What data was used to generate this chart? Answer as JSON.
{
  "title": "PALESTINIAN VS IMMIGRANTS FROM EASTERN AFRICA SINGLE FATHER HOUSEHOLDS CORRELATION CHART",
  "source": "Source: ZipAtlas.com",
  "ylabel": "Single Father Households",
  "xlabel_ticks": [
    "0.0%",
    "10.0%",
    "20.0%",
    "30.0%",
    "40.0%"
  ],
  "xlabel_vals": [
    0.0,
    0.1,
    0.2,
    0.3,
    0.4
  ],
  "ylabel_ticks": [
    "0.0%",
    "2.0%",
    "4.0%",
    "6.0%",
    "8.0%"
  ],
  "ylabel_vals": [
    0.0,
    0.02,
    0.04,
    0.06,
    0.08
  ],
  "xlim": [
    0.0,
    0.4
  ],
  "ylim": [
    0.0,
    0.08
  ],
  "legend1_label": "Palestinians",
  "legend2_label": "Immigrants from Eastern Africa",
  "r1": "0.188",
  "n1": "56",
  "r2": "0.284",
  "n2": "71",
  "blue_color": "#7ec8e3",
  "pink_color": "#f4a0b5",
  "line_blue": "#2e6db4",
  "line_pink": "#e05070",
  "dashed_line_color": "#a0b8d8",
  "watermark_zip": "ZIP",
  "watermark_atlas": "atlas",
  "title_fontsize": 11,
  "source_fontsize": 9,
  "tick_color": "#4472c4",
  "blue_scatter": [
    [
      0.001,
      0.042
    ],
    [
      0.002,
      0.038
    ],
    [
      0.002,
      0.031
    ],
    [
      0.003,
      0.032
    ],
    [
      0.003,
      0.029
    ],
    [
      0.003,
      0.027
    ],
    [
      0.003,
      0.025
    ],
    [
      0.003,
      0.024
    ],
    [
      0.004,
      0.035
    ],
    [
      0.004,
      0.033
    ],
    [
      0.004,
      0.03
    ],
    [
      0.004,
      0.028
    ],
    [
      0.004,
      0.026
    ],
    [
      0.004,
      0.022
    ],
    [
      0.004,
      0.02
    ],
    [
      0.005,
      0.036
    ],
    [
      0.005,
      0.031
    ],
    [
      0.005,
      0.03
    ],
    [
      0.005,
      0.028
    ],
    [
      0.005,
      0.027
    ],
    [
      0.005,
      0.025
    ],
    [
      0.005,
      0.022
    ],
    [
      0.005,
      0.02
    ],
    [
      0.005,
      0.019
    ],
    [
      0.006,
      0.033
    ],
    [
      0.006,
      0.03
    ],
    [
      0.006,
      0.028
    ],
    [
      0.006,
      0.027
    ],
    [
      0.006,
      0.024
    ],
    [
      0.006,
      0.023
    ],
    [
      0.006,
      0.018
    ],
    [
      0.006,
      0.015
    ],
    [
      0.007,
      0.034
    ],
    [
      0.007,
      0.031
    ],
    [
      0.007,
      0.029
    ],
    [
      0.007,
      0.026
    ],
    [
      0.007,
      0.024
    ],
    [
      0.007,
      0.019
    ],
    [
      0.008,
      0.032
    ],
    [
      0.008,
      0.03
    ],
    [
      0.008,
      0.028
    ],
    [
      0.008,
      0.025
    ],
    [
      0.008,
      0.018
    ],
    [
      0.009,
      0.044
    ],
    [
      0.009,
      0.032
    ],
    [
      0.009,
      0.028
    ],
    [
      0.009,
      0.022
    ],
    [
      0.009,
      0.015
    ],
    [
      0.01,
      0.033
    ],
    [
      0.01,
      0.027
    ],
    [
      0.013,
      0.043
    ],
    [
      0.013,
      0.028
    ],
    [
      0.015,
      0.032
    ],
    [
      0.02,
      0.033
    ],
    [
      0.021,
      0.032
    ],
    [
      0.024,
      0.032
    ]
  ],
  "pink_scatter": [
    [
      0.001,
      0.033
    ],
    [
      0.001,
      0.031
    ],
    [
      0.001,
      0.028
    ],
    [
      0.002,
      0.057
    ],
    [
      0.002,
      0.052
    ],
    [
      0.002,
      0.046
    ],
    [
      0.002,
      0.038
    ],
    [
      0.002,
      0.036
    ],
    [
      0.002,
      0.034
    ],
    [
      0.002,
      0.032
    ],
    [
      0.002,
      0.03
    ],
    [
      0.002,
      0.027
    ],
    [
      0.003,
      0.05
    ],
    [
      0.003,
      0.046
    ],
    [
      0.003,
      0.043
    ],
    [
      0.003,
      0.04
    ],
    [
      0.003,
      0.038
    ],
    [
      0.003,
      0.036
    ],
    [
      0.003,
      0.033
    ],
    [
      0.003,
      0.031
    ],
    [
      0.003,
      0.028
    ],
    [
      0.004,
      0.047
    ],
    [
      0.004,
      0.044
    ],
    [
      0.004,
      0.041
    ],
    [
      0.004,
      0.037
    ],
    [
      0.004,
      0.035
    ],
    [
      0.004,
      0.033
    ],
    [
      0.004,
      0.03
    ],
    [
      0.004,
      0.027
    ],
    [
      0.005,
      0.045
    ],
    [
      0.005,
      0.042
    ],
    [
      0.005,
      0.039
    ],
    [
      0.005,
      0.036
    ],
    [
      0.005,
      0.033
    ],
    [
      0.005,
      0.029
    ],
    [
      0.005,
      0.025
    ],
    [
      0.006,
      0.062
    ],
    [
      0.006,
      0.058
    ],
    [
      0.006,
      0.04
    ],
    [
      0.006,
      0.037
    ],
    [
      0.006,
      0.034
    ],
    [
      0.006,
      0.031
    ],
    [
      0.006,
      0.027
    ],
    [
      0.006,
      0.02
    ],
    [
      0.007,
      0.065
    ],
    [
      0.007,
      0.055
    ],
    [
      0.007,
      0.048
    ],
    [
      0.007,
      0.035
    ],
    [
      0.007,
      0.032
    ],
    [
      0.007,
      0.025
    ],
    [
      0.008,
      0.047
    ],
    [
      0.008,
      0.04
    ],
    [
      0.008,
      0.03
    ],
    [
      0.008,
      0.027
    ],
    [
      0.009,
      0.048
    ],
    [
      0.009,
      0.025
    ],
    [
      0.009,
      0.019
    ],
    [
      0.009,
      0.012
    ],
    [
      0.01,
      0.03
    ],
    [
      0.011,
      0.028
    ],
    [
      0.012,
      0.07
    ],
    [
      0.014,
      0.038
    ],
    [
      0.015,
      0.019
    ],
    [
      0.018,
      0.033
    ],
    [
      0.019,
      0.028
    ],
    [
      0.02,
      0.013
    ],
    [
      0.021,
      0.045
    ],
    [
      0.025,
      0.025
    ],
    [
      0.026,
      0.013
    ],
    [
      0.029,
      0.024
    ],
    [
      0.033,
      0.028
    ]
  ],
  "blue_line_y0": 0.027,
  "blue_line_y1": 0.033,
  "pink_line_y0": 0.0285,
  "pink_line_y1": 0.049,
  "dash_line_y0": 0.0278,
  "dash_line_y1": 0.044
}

= = = =

Copy the material above verbatim.

-- The answer --
What data was used to generate this chart? Answer as JSON.
{
  "title": "PALESTINIAN VS IMMIGRANTS FROM EASTERN AFRICA SINGLE FATHER HOUSEHOLDS CORRELATION CHART",
  "source": "Source: ZipAtlas.com",
  "ylabel": "Single Father Households",
  "xlabel_ticks": [
    "0.0%",
    "10.0%",
    "20.0%",
    "30.0%",
    "40.0%"
  ],
  "xlabel_vals": [
    0.0,
    0.1,
    0.2,
    0.3,
    0.4
  ],
  "ylabel_ticks": [
    "0.0%",
    "2.0%",
    "4.0%",
    "6.0%",
    "8.0%"
  ],
  "ylabel_vals": [
    0.0,
    0.02,
    0.04,
    0.06,
    0.08
  ],
  "xlim": [
    0.0,
    0.4
  ],
  "ylim": [
    0.0,
    0.08
  ],
  "legend1_label": "Palestinians",
  "legend2_label": "Immigrants from Eastern Africa",
  "r1": "0.188",
  "n1": "56",
  "r2": "0.284",
  "n2": "71",
  "blue_color": "#7ec8e3",
  "pink_color": "#f4a0b5",
  "line_blue": "#2e6db4",
  "line_pink": "#e05070",
  "dashed_line_color": "#a0b8d8",
  "watermark_zip": "ZIP",
  "watermark_atlas": "atlas",
  "title_fontsize": 11,
  "source_fontsize": 9,
  "tick_color": "#4472c4",
  "blue_scatter": [
    [
      0.001,
      0.042
    ],
    [
      0.002,
      0.038
    ],
    [
      0.002,
      0.031
    ],
    [
      0.003,
      0.032
    ],
    [
      0.003,
      0.029
    ],
    [
      0.003,
      0.027
    ],
    [
      0.003,
      0.025
    ],
    [
      0.003,
      0.024
    ],
    [
      0.004,
      0.035
    ],
    [
      0.004,
      0.033
    ],
    [
      0.004,
      0.03
    ],
    [
      0.004,
      0.028
    ],
    [
      0.004,
      0.026
    ],
    [
      0.004,
      0.022
    ],
    [
      0.004,
      0.02
    ],
    [
      0.005,
      0.036
    ],
    [
      0.005,
      0.031
    ],
    [
      0.005,
      0.03
    ],
    [
      0.005,
      0.028
    ],
    [
      0.005,
      0.027
    ],
    [
      0.005,
      0.025
    ],
    [
      0.005,
      0.022
    ],
    [
      0.005,
      0.02
    ],
    [
      0.005,
      0.019
    ],
    [
      0.006,
      0.033
    ],
    [
      0.006,
      0.03
    ],
    [
      0.006,
      0.028
    ],
    [
      0.006,
      0.027
    ],
    [
      0.006,
      0.024
    ],
    [
      0.006,
      0.023
    ],
    [
      0.006,
      0.018
    ],
    [
      0.006,
      0.015
    ],
    [
      0.007,
      0.034
    ],
    [
      0.007,
      0.031
    ],
    [
      0.007,
      0.029
    ],
    [
      0.007,
      0.026
    ],
    [
      0.007,
      0.024
    ],
    [
      0.007,
      0.019
    ],
    [
      0.008,
      0.032
    ],
    [
      0.008,
      0.03
    ],
    [
      0.008,
      0.028
    ],
    [
      0.008,
      0.025
    ],
    [
      0.008,
      0.018
    ],
    [
      0.009,
      0.044
    ],
    [
      0.009,
      0.032
    ],
    [
      0.009,
      0.028
    ],
    [
      0.009,
      0.022
    ],
    [
      0.009,
      0.015
    ],
    [
      0.01,
      0.033
    ],
    [
      0.01,
      0.027
    ],
    [
      0.013,
      0.043
    ],
    [
      0.013,
      0.028
    ],
    [
      0.015,
      0.032
    ],
    [
      0.02,
      0.033
    ],
    [
      0.021,
      0.032
    ],
    [
      0.024,
      0.032
    ]
  ],
  "pink_scatter": [
    [
      0.001,
      0.033
    ],
    [
      0.001,
      0.031
    ],
    [
      0.001,
      0.028
    ],
    [
      0.002,
      0.057
    ],
    [
      0.002,
      0.052
    ],
    [
      0.002,
      0.046
    ],
    [
      0.002,
      0.038
    ],
    [
      0.002,
      0.036
    ],
    [
      0.002,
      0.034
    ],
    [
      0.002,
      0.032
    ],
    [
      0.002,
      0.03
    ],
    [
      0.002,
      0.027
    ],
    [
      0.003,
      0.05
    ],
    [
      0.003,
      0.046
    ],
    [
      0.003,
      0.043
    ],
    [
      0.003,
      0.04
    ],
    [
      0.003,
      0.038
    ],
    [
      0.003,
      0.036
    ],
    [
      0.003,
      0.033
    ],
    [
      0.003,
      0.031
    ],
    [
      0.003,
      0.028
    ],
    [
      0.004,
      0.047
    ],
    [
      0.004,
      0.044
    ],
    [
      0.004,
      0.041
    ],
    [
      0.004,
      0.037
    ],
    [
      0.004,
      0.035
    ],
    [
      0.004,
      0.033
    ],
    [
      0.004,
      0.03
    ],
    [
      0.004,
      0.027
    ],
    [
      0.005,
      0.045
    ],
    [
      0.005,
      0.042
    ],
    [
      0.005,
      0.039
    ],
    [
      0.005,
      0.036
    ],
    [
      0.005,
      0.033
    ],
    [
      0.005,
      0.029
    ],
    [
      0.005,
      0.025
    ],
    [
      0.006,
      0.062
    ],
    [
      0.006,
      0.058
    ],
    [
      0.006,
      0.04
    ],
    [
      0.006,
      0.037
    ],
    [
      0.006,
      0.034
    ],
    [
      0.006,
      0.031
    ],
    [
      0.006,
      0.027
    ],
    [
      0.006,
      0.02
    ],
    [
      0.007,
      0.065
    ],
    [
      0.007,
      0.055
    ],
    [
      0.007,
      0.048
    ],
    [
      0.007,
      0.035
    ],
    [
      0.007,
      0.032
    ],
    [
      0.007,
      0.025
    ],
    [
      0.008,
      0.047
    ],
    [
      0.008,
      0.04
    ],
    [
      0.008,
      0.03
    ],
    [
      0.008,
      0.027
    ],
    [
      0.009,
      0.048
    ],
    [
      0.009,
      0.025
    ],
    [
      0.009,
      0.019
    ],
    [
      0.009,
      0.012
    ],
    [
      0.01,
      0.03
    ],
    [
      0.011,
      0.028
    ],
    [
      0.012,
      0.07
    ],
    [
      0.014,
      0.038
    ],
    [
      0.015,
      0.019
    ],
    [
      0.018,
      0.033
    ],
    [
      0.019,
      0.028
    ],
    [
      0.02,
      0.013
    ],
    [
      0.021,
      0.045
    ],
    [
      0.025,
      0.025
    ],
    [
      0.026,
      0.013
    ],
    [
      0.029,
      0.024
    ],
    [
      0.033,
      0.028
    ]
  ],
  "blue_line_y0": 0.027,
  "blue_line_y1": 0.033,
  "pink_line_y0": 0.0285,
  "pink_line_y1": 0.049,
  "dash_line_y0": 0.0278,
  "dash_line_y1": 0.044
}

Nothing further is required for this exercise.